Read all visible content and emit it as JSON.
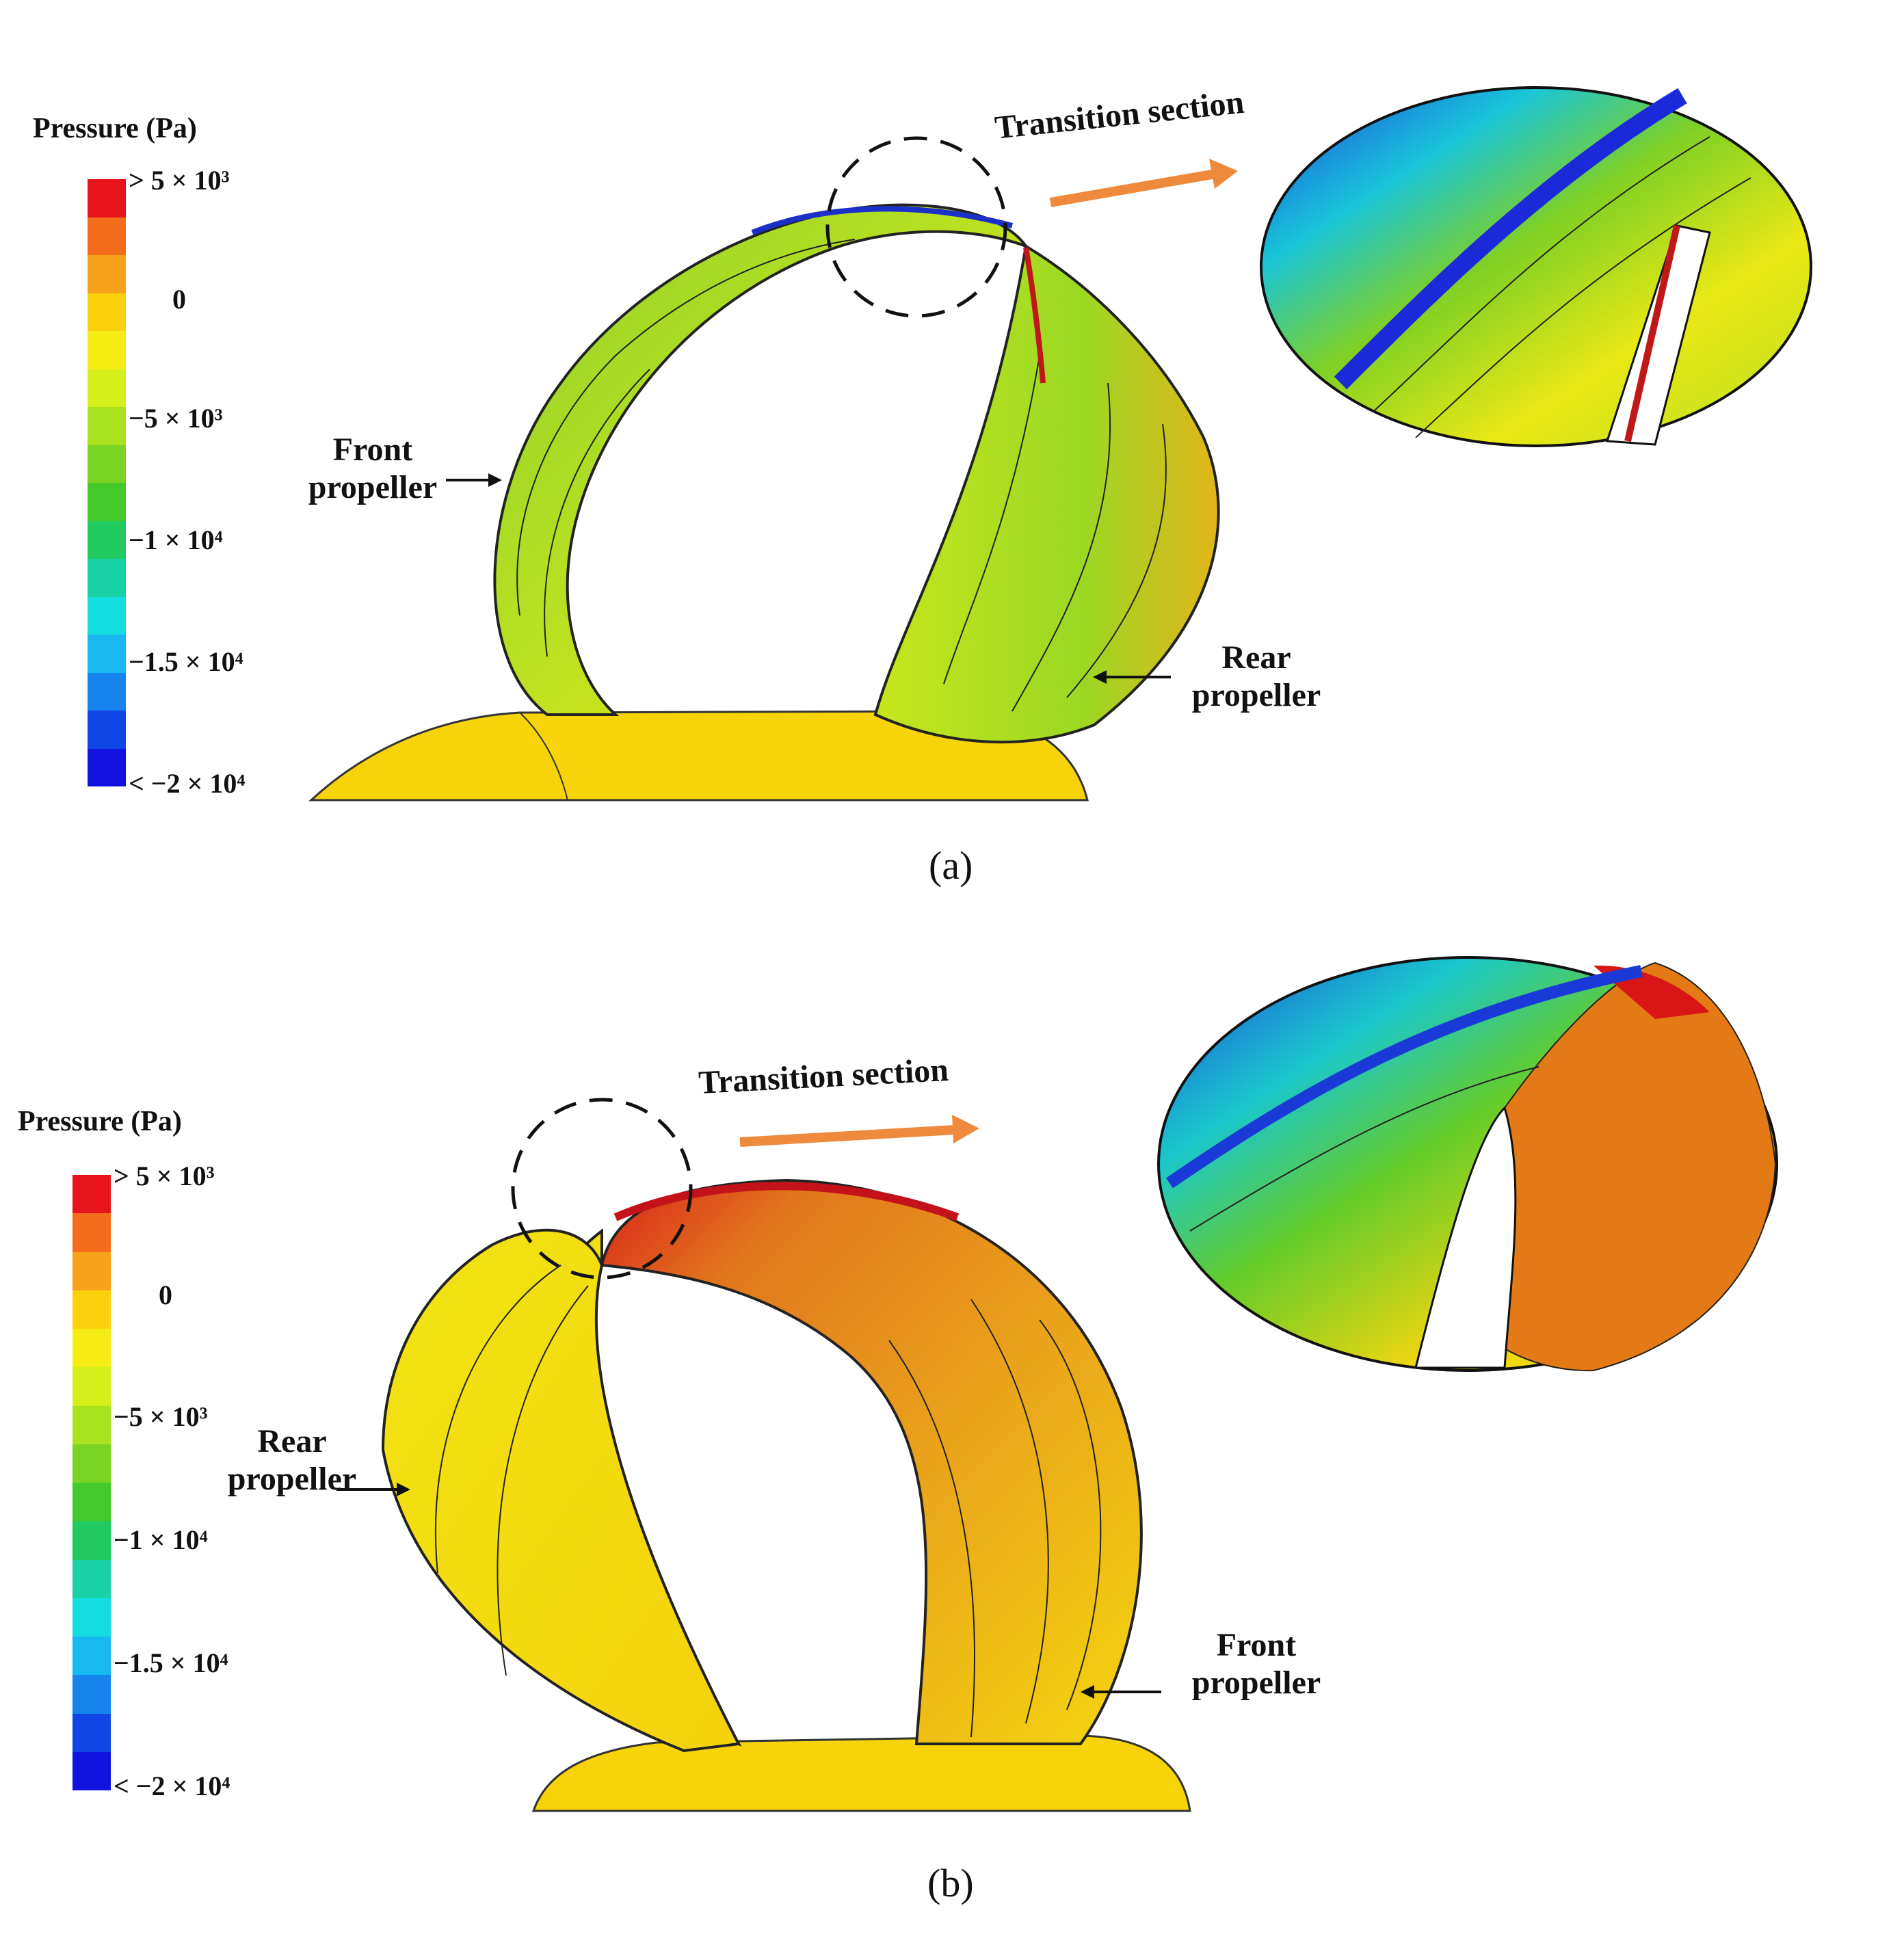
{
  "colorbar_colors": [
    "#e8141c",
    "#f36d1c",
    "#f7a21a",
    "#fbd10e",
    "#f4ec12",
    "#d4ef1a",
    "#a9e21f",
    "#7ad423",
    "#44c92a",
    "#21c95f",
    "#18d2a6",
    "#14dde0",
    "#18b8f0",
    "#1783ed",
    "#1046e6",
    "#1111e0"
  ],
  "panel_a": {
    "colorbar": {
      "title": "Pressure (Pa)",
      "ticks": [
        {
          "text": "> 5 × 10³"
        },
        {
          "text": "0"
        },
        {
          "text": "−5 × 10³"
        },
        {
          "text": "−1 × 10⁴"
        },
        {
          "text": "−1.5 × 10⁴"
        },
        {
          "text": "< −2 × 10⁴"
        }
      ]
    },
    "labels": {
      "front": "Front\npropeller",
      "rear": "Rear\npropeller",
      "transition": "Transition section"
    },
    "caption": "(a)"
  },
  "panel_b": {
    "colorbar": {
      "title": "Pressure (Pa)",
      "ticks": [
        {
          "text": "> 5 × 10³"
        },
        {
          "text": "0"
        },
        {
          "text": "−5 × 10³"
        },
        {
          "text": "−1 × 10⁴"
        },
        {
          "text": "−1.5 × 10⁴"
        },
        {
          "text": "< −2 × 10⁴"
        }
      ]
    },
    "labels": {
      "rear": "Rear\npropeller",
      "front": "Front\npropeller",
      "transition": "Transition section"
    },
    "caption": "(b)"
  }
}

========================================

WHAT THE TASK REQUIRES: Leaving out the pictures, repeat the data above exactly.

OUTPUT:
Read all visible content and emit it as JSON.
{
  "colorbar_colors": [
    "#e8141c",
    "#f36d1c",
    "#f7a21a",
    "#fbd10e",
    "#f4ec12",
    "#d4ef1a",
    "#a9e21f",
    "#7ad423",
    "#44c92a",
    "#21c95f",
    "#18d2a6",
    "#14dde0",
    "#18b8f0",
    "#1783ed",
    "#1046e6",
    "#1111e0"
  ],
  "panel_a": {
    "colorbar": {
      "title": "Pressure (Pa)",
      "ticks": [
        {
          "text": "> 5 × 10³"
        },
        {
          "text": "0"
        },
        {
          "text": "−5 × 10³"
        },
        {
          "text": "−1 × 10⁴"
        },
        {
          "text": "−1.5 × 10⁴"
        },
        {
          "text": "< −2 × 10⁴"
        }
      ]
    },
    "labels": {
      "front": "Front\npropeller",
      "rear": "Rear\npropeller",
      "transition": "Transition section"
    },
    "caption": "(a)"
  },
  "panel_b": {
    "colorbar": {
      "title": "Pressure (Pa)",
      "ticks": [
        {
          "text": "> 5 × 10³"
        },
        {
          "text": "0"
        },
        {
          "text": "−5 × 10³"
        },
        {
          "text": "−1 × 10⁴"
        },
        {
          "text": "−1.5 × 10⁴"
        },
        {
          "text": "< −2 × 10⁴"
        }
      ]
    },
    "labels": {
      "rear": "Rear\npropeller",
      "front": "Front\npropeller",
      "transition": "Transition section"
    },
    "caption": "(b)"
  }
}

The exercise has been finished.